**THE TASK**
Extract all of the data and reproduce it precisely.

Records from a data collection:
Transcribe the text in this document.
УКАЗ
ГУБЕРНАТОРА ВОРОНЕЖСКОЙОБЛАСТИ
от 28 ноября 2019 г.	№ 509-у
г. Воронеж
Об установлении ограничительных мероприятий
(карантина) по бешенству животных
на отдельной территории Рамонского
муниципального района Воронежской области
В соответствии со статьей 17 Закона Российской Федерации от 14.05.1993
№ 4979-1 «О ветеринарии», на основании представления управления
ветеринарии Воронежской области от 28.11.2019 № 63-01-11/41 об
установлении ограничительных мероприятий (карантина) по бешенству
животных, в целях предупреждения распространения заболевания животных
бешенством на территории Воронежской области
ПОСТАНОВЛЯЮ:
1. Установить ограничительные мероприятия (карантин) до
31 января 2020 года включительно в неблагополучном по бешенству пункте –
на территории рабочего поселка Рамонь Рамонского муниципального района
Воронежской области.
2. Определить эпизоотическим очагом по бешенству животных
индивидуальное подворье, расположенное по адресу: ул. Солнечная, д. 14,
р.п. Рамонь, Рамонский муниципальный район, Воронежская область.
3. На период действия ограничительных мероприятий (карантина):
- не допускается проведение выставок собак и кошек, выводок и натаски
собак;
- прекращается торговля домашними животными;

**SOLUTION TO THIS PROBLEM**
Transcribe the text in this document.
УКАЗ
ГУБЕРНАТОРА ВОРОНЕЖСКОЙОБЛАСТИ
от 28 ноября 2019 г.	№ 509-у
г. Воронеж
Об установлении ограничительных мероприятий
(карантина) по бешенству животных
на отдельной территории Рамонского
муниципального района Воронежской области
В соответствии со статьей 17 Закона Российской Федерации от 14.05.1993
№ 4979-1 «О ветеринарии», на основании представления управления
ветеринарии Воронежской области от 28.11.2019 № 63-01-11/41 об
установлении ограничительных мероприятий (карантина) по бешенству
животных, в целях предупреждения распространения заболевания животных
бешенством на территории Воронежской области
ПОСТАНОВЛЯЮ:
1. Установить ограничительные мероприятия (карантин) до
31 января 2020 года включительно в неблагополучном по бешенству пункте –
на территории рабочего поселка Рамонь Рамонского муниципального района
Воронежской области.
2. Определить эпизоотическим очагом по бешенству животных
индивидуальное подворье, расположенное по адресу: ул. Солнечная, д. 14,
р.п. Рамонь, Рамонский муниципальный район, Воронежская область.
3. На период действия ограничительных мероприятий (карантина):
- не допускается проведение выставок собак и кошек, выводок и натаски
собак;
- прекращается торговля домашними животными;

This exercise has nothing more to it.